WORK TO BE COMPLETED: Output every record below exactly as it appears.

************

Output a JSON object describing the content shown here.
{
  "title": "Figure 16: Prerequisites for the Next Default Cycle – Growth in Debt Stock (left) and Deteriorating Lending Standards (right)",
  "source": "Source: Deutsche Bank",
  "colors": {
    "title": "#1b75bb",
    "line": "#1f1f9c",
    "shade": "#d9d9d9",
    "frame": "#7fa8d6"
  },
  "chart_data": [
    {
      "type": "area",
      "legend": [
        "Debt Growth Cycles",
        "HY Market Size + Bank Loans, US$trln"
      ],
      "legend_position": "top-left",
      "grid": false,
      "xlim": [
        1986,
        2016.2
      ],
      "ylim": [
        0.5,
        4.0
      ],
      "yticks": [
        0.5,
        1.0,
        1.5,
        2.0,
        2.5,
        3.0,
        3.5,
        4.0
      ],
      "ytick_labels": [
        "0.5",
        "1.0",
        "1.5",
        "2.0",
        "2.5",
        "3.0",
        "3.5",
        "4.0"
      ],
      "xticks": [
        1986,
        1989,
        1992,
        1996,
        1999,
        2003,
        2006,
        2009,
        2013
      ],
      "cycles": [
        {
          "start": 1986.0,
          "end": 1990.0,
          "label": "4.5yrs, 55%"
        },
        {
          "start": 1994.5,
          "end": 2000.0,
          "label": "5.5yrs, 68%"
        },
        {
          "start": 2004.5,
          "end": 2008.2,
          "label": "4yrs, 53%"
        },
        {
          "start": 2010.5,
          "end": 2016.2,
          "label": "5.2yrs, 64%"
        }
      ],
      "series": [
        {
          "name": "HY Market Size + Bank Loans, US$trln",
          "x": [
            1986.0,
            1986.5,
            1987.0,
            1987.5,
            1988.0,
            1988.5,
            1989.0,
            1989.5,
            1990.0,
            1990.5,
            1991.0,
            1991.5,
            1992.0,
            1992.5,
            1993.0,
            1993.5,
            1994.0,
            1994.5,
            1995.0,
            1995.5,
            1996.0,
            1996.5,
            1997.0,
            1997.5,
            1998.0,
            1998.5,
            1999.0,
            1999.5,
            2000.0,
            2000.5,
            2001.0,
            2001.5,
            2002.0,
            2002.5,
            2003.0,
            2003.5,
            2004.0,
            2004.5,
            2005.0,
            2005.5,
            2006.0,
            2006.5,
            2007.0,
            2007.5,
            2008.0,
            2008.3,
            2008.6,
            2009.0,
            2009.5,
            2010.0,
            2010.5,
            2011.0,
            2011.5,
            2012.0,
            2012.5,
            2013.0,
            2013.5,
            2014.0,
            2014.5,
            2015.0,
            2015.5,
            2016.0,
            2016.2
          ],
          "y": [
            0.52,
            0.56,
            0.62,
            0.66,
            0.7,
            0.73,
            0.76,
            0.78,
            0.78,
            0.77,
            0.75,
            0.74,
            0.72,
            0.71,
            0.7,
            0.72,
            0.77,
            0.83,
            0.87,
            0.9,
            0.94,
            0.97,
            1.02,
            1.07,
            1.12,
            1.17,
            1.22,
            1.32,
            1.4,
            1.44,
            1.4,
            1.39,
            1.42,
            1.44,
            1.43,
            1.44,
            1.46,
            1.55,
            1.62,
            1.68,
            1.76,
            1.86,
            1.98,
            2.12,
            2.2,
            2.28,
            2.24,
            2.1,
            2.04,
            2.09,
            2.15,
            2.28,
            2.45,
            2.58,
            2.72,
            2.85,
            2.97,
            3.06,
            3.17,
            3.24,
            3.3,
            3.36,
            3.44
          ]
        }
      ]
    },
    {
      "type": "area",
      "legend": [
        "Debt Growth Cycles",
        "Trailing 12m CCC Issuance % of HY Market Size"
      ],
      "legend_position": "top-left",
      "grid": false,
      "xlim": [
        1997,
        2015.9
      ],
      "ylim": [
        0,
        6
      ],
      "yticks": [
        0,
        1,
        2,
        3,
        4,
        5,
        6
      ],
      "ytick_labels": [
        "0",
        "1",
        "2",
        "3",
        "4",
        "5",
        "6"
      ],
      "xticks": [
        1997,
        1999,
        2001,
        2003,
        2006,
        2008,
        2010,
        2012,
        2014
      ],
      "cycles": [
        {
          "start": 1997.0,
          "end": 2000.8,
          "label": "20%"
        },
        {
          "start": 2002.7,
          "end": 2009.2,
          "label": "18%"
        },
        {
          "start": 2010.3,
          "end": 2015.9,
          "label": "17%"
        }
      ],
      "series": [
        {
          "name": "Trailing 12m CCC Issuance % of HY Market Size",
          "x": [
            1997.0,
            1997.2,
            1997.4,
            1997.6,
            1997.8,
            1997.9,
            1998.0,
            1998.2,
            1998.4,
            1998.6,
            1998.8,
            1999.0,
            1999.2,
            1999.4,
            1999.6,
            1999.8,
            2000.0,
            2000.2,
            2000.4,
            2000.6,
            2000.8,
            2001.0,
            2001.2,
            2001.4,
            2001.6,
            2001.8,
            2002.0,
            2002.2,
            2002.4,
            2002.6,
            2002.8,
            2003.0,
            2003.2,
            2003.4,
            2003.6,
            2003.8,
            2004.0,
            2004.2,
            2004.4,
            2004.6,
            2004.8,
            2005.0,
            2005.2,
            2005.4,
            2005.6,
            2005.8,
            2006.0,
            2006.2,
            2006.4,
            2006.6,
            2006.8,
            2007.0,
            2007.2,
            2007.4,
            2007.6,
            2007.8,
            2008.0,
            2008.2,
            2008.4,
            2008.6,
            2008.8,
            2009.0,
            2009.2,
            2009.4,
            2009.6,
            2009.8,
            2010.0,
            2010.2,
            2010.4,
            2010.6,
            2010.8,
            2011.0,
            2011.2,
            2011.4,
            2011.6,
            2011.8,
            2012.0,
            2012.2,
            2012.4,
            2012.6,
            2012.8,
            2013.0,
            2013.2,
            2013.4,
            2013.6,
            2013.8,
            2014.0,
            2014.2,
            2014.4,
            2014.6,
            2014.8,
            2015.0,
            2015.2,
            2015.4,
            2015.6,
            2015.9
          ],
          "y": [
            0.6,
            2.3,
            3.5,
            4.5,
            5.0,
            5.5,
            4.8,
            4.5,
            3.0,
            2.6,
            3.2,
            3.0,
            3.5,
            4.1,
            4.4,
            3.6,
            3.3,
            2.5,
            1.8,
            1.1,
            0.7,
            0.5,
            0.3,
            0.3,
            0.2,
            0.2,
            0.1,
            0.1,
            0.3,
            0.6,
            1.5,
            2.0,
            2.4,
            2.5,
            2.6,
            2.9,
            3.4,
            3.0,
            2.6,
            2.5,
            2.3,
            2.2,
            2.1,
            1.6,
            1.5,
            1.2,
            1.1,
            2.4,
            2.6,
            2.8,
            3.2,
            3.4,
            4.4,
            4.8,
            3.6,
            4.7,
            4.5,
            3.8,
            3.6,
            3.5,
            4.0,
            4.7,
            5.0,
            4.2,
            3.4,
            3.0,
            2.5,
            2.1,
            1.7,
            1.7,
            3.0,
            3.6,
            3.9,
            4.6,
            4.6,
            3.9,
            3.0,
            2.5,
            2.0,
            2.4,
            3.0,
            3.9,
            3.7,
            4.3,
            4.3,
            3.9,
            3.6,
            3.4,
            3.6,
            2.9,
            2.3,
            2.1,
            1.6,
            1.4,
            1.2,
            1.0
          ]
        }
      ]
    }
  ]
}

************

EXERCISE ANSWER:
Output a JSON object describing the content shown here.
{
  "title": "Figure 16: Prerequisites for the Next Default Cycle – Growth in Debt Stock (left) and Deteriorating Lending Standards (right)",
  "source": "Source: Deutsche Bank",
  "colors": {
    "title": "#1b75bb",
    "line": "#1f1f9c",
    "shade": "#d9d9d9",
    "frame": "#7fa8d6"
  },
  "chart_data": [
    {
      "type": "area",
      "legend": [
        "Debt Growth Cycles",
        "HY Market Size + Bank Loans, US$trln"
      ],
      "legend_position": "top-left",
      "grid": false,
      "xlim": [
        1986,
        2016.2
      ],
      "ylim": [
        0.5,
        4.0
      ],
      "yticks": [
        0.5,
        1.0,
        1.5,
        2.0,
        2.5,
        3.0,
        3.5,
        4.0
      ],
      "ytick_labels": [
        "0.5",
        "1.0",
        "1.5",
        "2.0",
        "2.5",
        "3.0",
        "3.5",
        "4.0"
      ],
      "xticks": [
        1986,
        1989,
        1992,
        1996,
        1999,
        2003,
        2006,
        2009,
        2013
      ],
      "cycles": [
        {
          "start": 1986.0,
          "end": 1990.0,
          "label": "4.5yrs, 55%"
        },
        {
          "start": 1994.5,
          "end": 2000.0,
          "label": "5.5yrs, 68%"
        },
        {
          "start": 2004.5,
          "end": 2008.2,
          "label": "4yrs, 53%"
        },
        {
          "start": 2010.5,
          "end": 2016.2,
          "label": "5.2yrs, 64%"
        }
      ],
      "series": [
        {
          "name": "HY Market Size + Bank Loans, US$trln",
          "x": [
            1986.0,
            1986.5,
            1987.0,
            1987.5,
            1988.0,
            1988.5,
            1989.0,
            1989.5,
            1990.0,
            1990.5,
            1991.0,
            1991.5,
            1992.0,
            1992.5,
            1993.0,
            1993.5,
            1994.0,
            1994.5,
            1995.0,
            1995.5,
            1996.0,
            1996.5,
            1997.0,
            1997.5,
            1998.0,
            1998.5,
            1999.0,
            1999.5,
            2000.0,
            2000.5,
            2001.0,
            2001.5,
            2002.0,
            2002.5,
            2003.0,
            2003.5,
            2004.0,
            2004.5,
            2005.0,
            2005.5,
            2006.0,
            2006.5,
            2007.0,
            2007.5,
            2008.0,
            2008.3,
            2008.6,
            2009.0,
            2009.5,
            2010.0,
            2010.5,
            2011.0,
            2011.5,
            2012.0,
            2012.5,
            2013.0,
            2013.5,
            2014.0,
            2014.5,
            2015.0,
            2015.5,
            2016.0,
            2016.2
          ],
          "y": [
            0.52,
            0.56,
            0.62,
            0.66,
            0.7,
            0.73,
            0.76,
            0.78,
            0.78,
            0.77,
            0.75,
            0.74,
            0.72,
            0.71,
            0.7,
            0.72,
            0.77,
            0.83,
            0.87,
            0.9,
            0.94,
            0.97,
            1.02,
            1.07,
            1.12,
            1.17,
            1.22,
            1.32,
            1.4,
            1.44,
            1.4,
            1.39,
            1.42,
            1.44,
            1.43,
            1.44,
            1.46,
            1.55,
            1.62,
            1.68,
            1.76,
            1.86,
            1.98,
            2.12,
            2.2,
            2.28,
            2.24,
            2.1,
            2.04,
            2.09,
            2.15,
            2.28,
            2.45,
            2.58,
            2.72,
            2.85,
            2.97,
            3.06,
            3.17,
            3.24,
            3.3,
            3.36,
            3.44
          ]
        }
      ]
    },
    {
      "type": "area",
      "legend": [
        "Debt Growth Cycles",
        "Trailing 12m CCC Issuance % of HY Market Size"
      ],
      "legend_position": "top-left",
      "grid": false,
      "xlim": [
        1997,
        2015.9
      ],
      "ylim": [
        0,
        6
      ],
      "yticks": [
        0,
        1,
        2,
        3,
        4,
        5,
        6
      ],
      "ytick_labels": [
        "0",
        "1",
        "2",
        "3",
        "4",
        "5",
        "6"
      ],
      "xticks": [
        1997,
        1999,
        2001,
        2003,
        2006,
        2008,
        2010,
        2012,
        2014
      ],
      "cycles": [
        {
          "start": 1997.0,
          "end": 2000.8,
          "label": "20%"
        },
        {
          "start": 2002.7,
          "end": 2009.2,
          "label": "18%"
        },
        {
          "start": 2010.3,
          "end": 2015.9,
          "label": "17%"
        }
      ],
      "series": [
        {
          "name": "Trailing 12m CCC Issuance % of HY Market Size",
          "x": [
            1997.0,
            1997.2,
            1997.4,
            1997.6,
            1997.8,
            1997.9,
            1998.0,
            1998.2,
            1998.4,
            1998.6,
            1998.8,
            1999.0,
            1999.2,
            1999.4,
            1999.6,
            1999.8,
            2000.0,
            2000.2,
            2000.4,
            2000.6,
            2000.8,
            2001.0,
            2001.2,
            2001.4,
            2001.6,
            2001.8,
            2002.0,
            2002.2,
            2002.4,
            2002.6,
            2002.8,
            2003.0,
            2003.2,
            2003.4,
            2003.6,
            2003.8,
            2004.0,
            2004.2,
            2004.4,
            2004.6,
            2004.8,
            2005.0,
            2005.2,
            2005.4,
            2005.6,
            2005.8,
            2006.0,
            2006.2,
            2006.4,
            2006.6,
            2006.8,
            2007.0,
            2007.2,
            2007.4,
            2007.6,
            2007.8,
            2008.0,
            2008.2,
            2008.4,
            2008.6,
            2008.8,
            2009.0,
            2009.2,
            2009.4,
            2009.6,
            2009.8,
            2010.0,
            2010.2,
            2010.4,
            2010.6,
            2010.8,
            2011.0,
            2011.2,
            2011.4,
            2011.6,
            2011.8,
            2012.0,
            2012.2,
            2012.4,
            2012.6,
            2012.8,
            2013.0,
            2013.2,
            2013.4,
            2013.6,
            2013.8,
            2014.0,
            2014.2,
            2014.4,
            2014.6,
            2014.8,
            2015.0,
            2015.2,
            2015.4,
            2015.6,
            2015.9
          ],
          "y": [
            0.6,
            2.3,
            3.5,
            4.5,
            5.0,
            5.5,
            4.8,
            4.5,
            3.0,
            2.6,
            3.2,
            3.0,
            3.5,
            4.1,
            4.4,
            3.6,
            3.3,
            2.5,
            1.8,
            1.1,
            0.7,
            0.5,
            0.3,
            0.3,
            0.2,
            0.2,
            0.1,
            0.1,
            0.3,
            0.6,
            1.5,
            2.0,
            2.4,
            2.5,
            2.6,
            2.9,
            3.4,
            3.0,
            2.6,
            2.5,
            2.3,
            2.2,
            2.1,
            1.6,
            1.5,
            1.2,
            1.1,
            2.4,
            2.6,
            2.8,
            3.2,
            3.4,
            4.4,
            4.8,
            3.6,
            4.7,
            4.5,
            3.8,
            3.6,
            3.5,
            4.0,
            4.7,
            5.0,
            4.2,
            3.4,
            3.0,
            2.5,
            2.1,
            1.7,
            1.7,
            3.0,
            3.6,
            3.9,
            4.6,
            4.6,
            3.9,
            3.0,
            2.5,
            2.0,
            2.4,
            3.0,
            3.9,
            3.7,
            4.3,
            4.3,
            3.9,
            3.6,
            3.4,
            3.6,
            2.9,
            2.3,
            2.1,
            1.6,
            1.4,
            1.2,
            1.0
          ]
        }
      ]
    }
  ]
}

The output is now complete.